# [INSTRUCTIONS FOR THE TASK]
Return all the entries exactly, keeping pictures out.
-- Begin DATASET EXCERPTS --
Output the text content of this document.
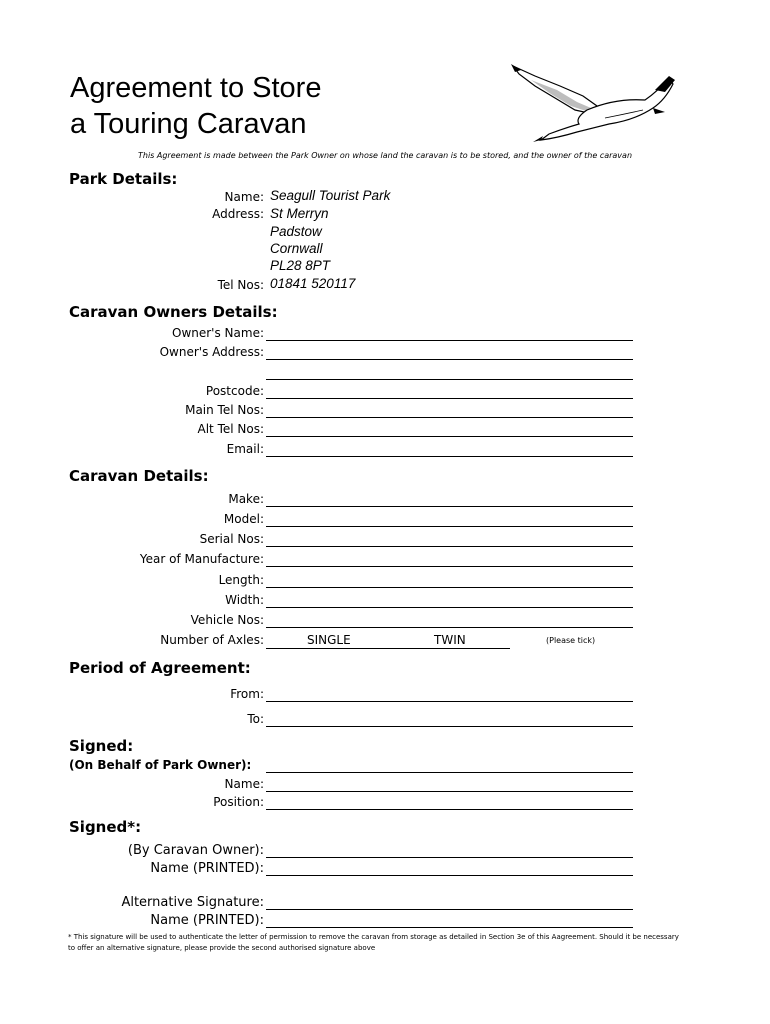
Agreement to Store
a Touring Caravan
This Agreement is made between the Park Owner on whose land the caravan is to be stored, and the owner of the caravan
Park Details:
Name: Seagull Tourist Park
Address: St Merryn
Padstow
Cornwall
PL28 8PT
Tel Nos: 01841 520117
Caravan Owners Details:
Owner's Name:
Owner's Address:
Postcode:
Main Tel Nos:
Alt Tel Nos:
Email:
Caravan Details:
Make:
Model:
Serial Nos:
Year of Manufacture:
Length:
Width:
Vehicle Nos:
Number of Axles:	SINGLE	TWIN	(Please tick)
Period of Agreement:
From:
To:
Signed:
(On Behalf of Park Owner):
Name:
Position:
Signed*:
(By Caravan Owner):
Name (PRINTED):
Alternative Signature:
Name (PRINTED):
* This signature will be used to authenticate the letter of permission to remove the caravan from storage as detailed in Section 3e of this Aagreement. Should it be necessary to offer an alternative signature, please provide the second authorised signature above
-- End DATASET EXCERPTS --
# [EXERCISE OUTPUT]
Output the text content of this document.
Agreement to Store
a Touring Caravan
This Agreement is made between the Park Owner on whose land the caravan is to be stored, and the owner of the caravan
Park Details:
Name: Seagull Tourist Park
Address: St Merryn
Padstow
Cornwall
PL28 8PT
Tel Nos: 01841 520117
Caravan Owners Details:
Owner's Name:
Owner's Address:
Postcode:
Main Tel Nos:
Alt Tel Nos:
Email:
Caravan Details:
Make:
Model:
Serial Nos:
Year of Manufacture:
Length:
Width:
Vehicle Nos:
Number of Axles:	SINGLE	TWIN	(Please tick)
Period of Agreement:
From:
To:
Signed:
(On Behalf of Park Owner):
Name:
Position:
Signed*:
(By Caravan Owner):
Name (PRINTED):
Alternative Signature:
Name (PRINTED):
* This signature will be used to authenticate the letter of permission to remove the caravan from storage as detailed in Section 3e of this Aagreement. Should it be necessary to offer an alternative signature, please provide the second authorised signature above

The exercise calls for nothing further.